#### Requirement:
Without including any pictures, write out all the entries exactly.

#### Input:
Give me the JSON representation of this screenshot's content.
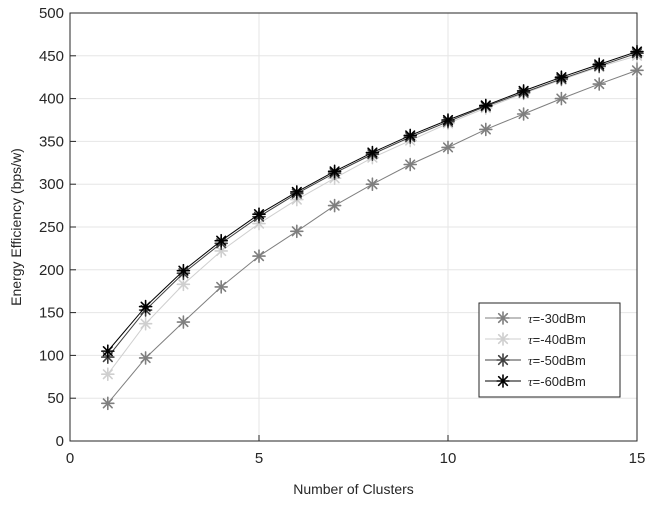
{
  "chart_data": {
    "type": "line",
    "xlabel": "Number of Clusters",
    "ylabel": "Energy Efficiency (bps/w)",
    "xlim": [
      0,
      15
    ],
    "ylim": [
      0,
      500
    ],
    "xticks": [
      0,
      5,
      10,
      15
    ],
    "yticks": [
      0,
      50,
      100,
      150,
      200,
      250,
      300,
      350,
      400,
      450,
      500
    ],
    "grid": true,
    "legend_position": "bottom-right",
    "x": [
      1,
      2,
      3,
      4,
      5,
      6,
      7,
      8,
      9,
      10,
      11,
      12,
      13,
      14,
      15
    ],
    "series": [
      {
        "name": "τ=-30dBm",
        "symbol": "τ",
        "label_rest": "=-30dBm",
        "color": "#7f7f7f",
        "values": [
          44,
          97,
          139,
          180,
          216,
          245,
          275,
          300,
          323,
          343,
          364,
          382,
          400,
          417,
          433
        ]
      },
      {
        "name": "τ=-40dBm",
        "symbol": "τ",
        "label_rest": "=-40dBm",
        "color": "#cfcfcf",
        "values": [
          78,
          137,
          183,
          222,
          254,
          282,
          307,
          331,
          351,
          371,
          389,
          406,
          422,
          437,
          450
        ]
      },
      {
        "name": "τ=-50dBm",
        "symbol": "τ",
        "label_rest": "=-50dBm",
        "color": "#404040",
        "values": [
          98,
          153,
          196,
          231,
          262,
          289,
          313,
          335,
          355,
          373,
          391,
          407,
          423,
          438,
          453
        ]
      },
      {
        "name": "τ=-60dBm",
        "symbol": "τ",
        "label_rest": "=-60dBm",
        "color": "#000000",
        "values": [
          105,
          157,
          199,
          234,
          265,
          291,
          315,
          337,
          357,
          375,
          392,
          409,
          425,
          440,
          455
        ]
      }
    ]
  }
}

#### Problem solution:
Give me the JSON representation of this screenshot's content.
{
  "chart_data": {
    "type": "line",
    "xlabel": "Number of Clusters",
    "ylabel": "Energy Efficiency (bps/w)",
    "xlim": [
      0,
      15
    ],
    "ylim": [
      0,
      500
    ],
    "xticks": [
      0,
      5,
      10,
      15
    ],
    "yticks": [
      0,
      50,
      100,
      150,
      200,
      250,
      300,
      350,
      400,
      450,
      500
    ],
    "grid": true,
    "legend_position": "bottom-right",
    "x": [
      1,
      2,
      3,
      4,
      5,
      6,
      7,
      8,
      9,
      10,
      11,
      12,
      13,
      14,
      15
    ],
    "series": [
      {
        "name": "τ=-30dBm",
        "symbol": "τ",
        "label_rest": "=-30dBm",
        "color": "#7f7f7f",
        "values": [
          44,
          97,
          139,
          180,
          216,
          245,
          275,
          300,
          323,
          343,
          364,
          382,
          400,
          417,
          433
        ]
      },
      {
        "name": "τ=-40dBm",
        "symbol": "τ",
        "label_rest": "=-40dBm",
        "color": "#cfcfcf",
        "values": [
          78,
          137,
          183,
          222,
          254,
          282,
          307,
          331,
          351,
          371,
          389,
          406,
          422,
          437,
          450
        ]
      },
      {
        "name": "τ=-50dBm",
        "symbol": "τ",
        "label_rest": "=-50dBm",
        "color": "#404040",
        "values": [
          98,
          153,
          196,
          231,
          262,
          289,
          313,
          335,
          355,
          373,
          391,
          407,
          423,
          438,
          453
        ]
      },
      {
        "name": "τ=-60dBm",
        "symbol": "τ",
        "label_rest": "=-60dBm",
        "color": "#000000",
        "values": [
          105,
          157,
          199,
          234,
          265,
          291,
          315,
          337,
          357,
          375,
          392,
          409,
          425,
          440,
          455
        ]
      }
    ]
  }
}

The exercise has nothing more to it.